Extract every record, exactly as written, and ignore the pictures.

Start of PROVIDED INFORMATION

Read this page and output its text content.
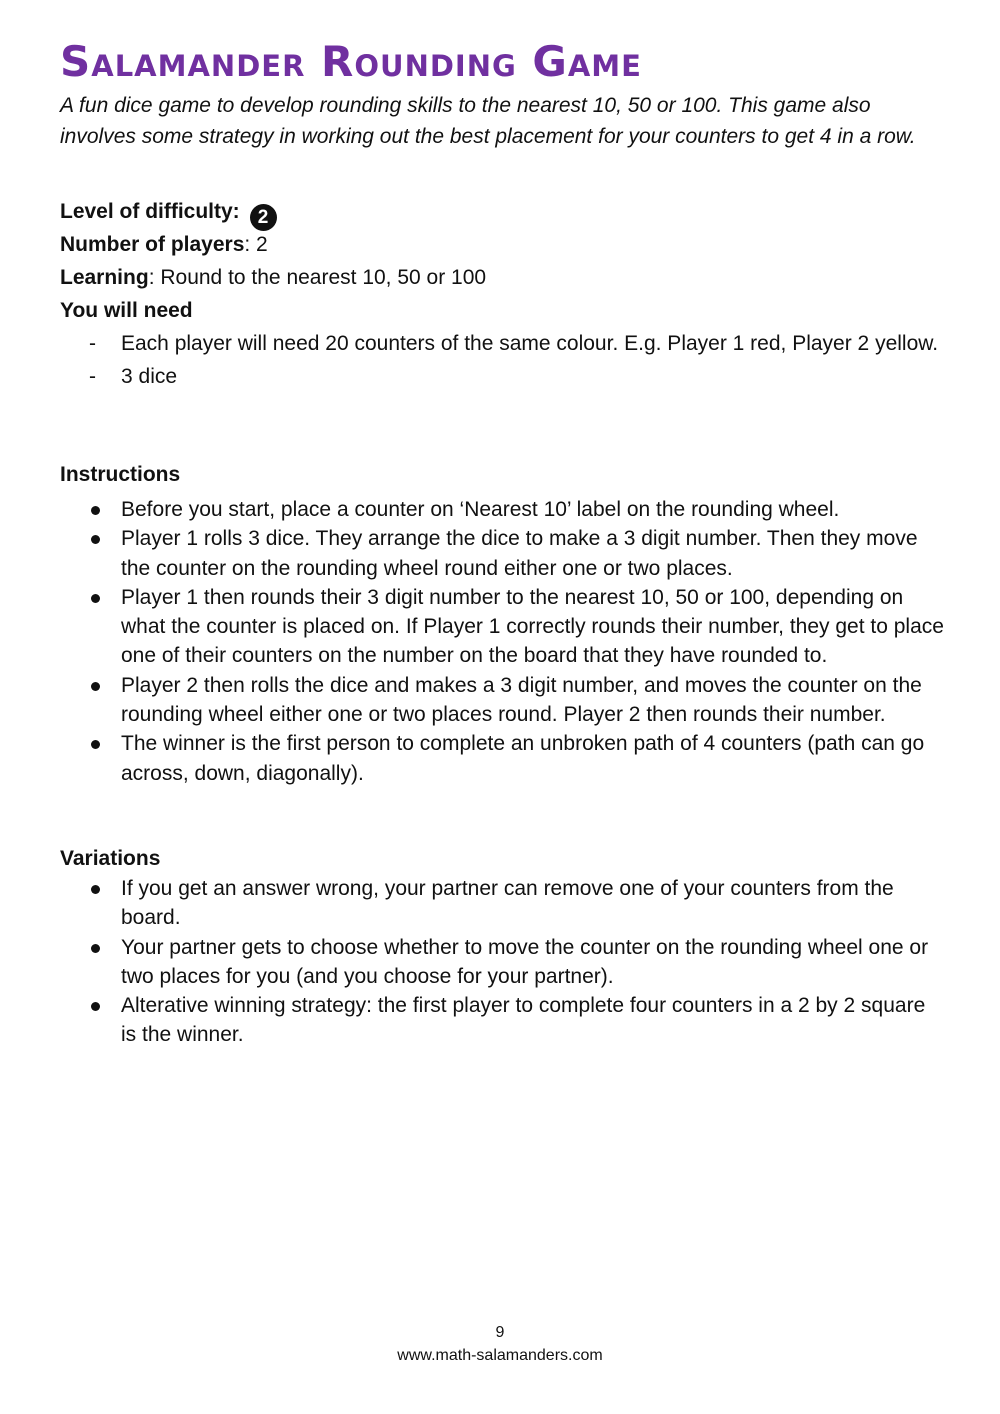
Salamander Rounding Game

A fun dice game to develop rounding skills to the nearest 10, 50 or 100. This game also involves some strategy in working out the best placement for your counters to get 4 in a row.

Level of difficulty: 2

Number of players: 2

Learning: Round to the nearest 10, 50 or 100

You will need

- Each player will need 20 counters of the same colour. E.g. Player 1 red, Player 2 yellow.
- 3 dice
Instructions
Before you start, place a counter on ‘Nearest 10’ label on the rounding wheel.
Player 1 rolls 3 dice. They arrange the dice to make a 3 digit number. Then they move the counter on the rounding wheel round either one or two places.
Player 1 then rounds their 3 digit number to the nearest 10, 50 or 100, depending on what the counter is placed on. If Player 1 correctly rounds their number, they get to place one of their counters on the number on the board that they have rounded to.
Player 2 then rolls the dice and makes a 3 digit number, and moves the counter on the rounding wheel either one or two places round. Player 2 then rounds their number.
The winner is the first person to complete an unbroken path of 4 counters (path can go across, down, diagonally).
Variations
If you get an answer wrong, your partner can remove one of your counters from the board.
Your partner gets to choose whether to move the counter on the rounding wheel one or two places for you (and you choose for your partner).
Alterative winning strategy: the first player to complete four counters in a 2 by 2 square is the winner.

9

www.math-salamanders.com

End of PROVIDED INFORMATION

## [TASK RESPONSE]
Read this page and output its text content.
Salamander Rounding Game

A fun dice game to develop rounding skills to the nearest 10, 50 or 100. This game also involves some strategy in working out the best placement for your counters to get 4 in a row.

Level of difficulty: 2

Number of players: 2

Learning: Round to the nearest 10, 50 or 100

You will need

- Each player will need 20 counters of the same colour. E.g. Player 1 red, Player 2 yellow.
- 3 dice
Instructions
Before you start, place a counter on ‘Nearest 10’ label on the rounding wheel.
Player 1 rolls 3 dice. They arrange the dice to make a 3 digit number. Then they move the counter on the rounding wheel round either one or two places.
Player 1 then rounds their 3 digit number to the nearest 10, 50 or 100, depending on what the counter is placed on. If Player 1 correctly rounds their number, they get to place one of their counters on the number on the board that they have rounded to.
Player 2 then rolls the dice and makes a 3 digit number, and moves the counter on the rounding wheel either one or two places round. Player 2 then rounds their number.
The winner is the first person to complete an unbroken path of 4 counters (path can go across, down, diagonally).
Variations
If you get an answer wrong, your partner can remove one of your counters from the board.
Your partner gets to choose whether to move the counter on the rounding wheel one or two places for you (and you choose for your partner).
Alterative winning strategy: the first player to complete four counters in a 2 by 2 square is the winner.

9

www.math-salamanders.com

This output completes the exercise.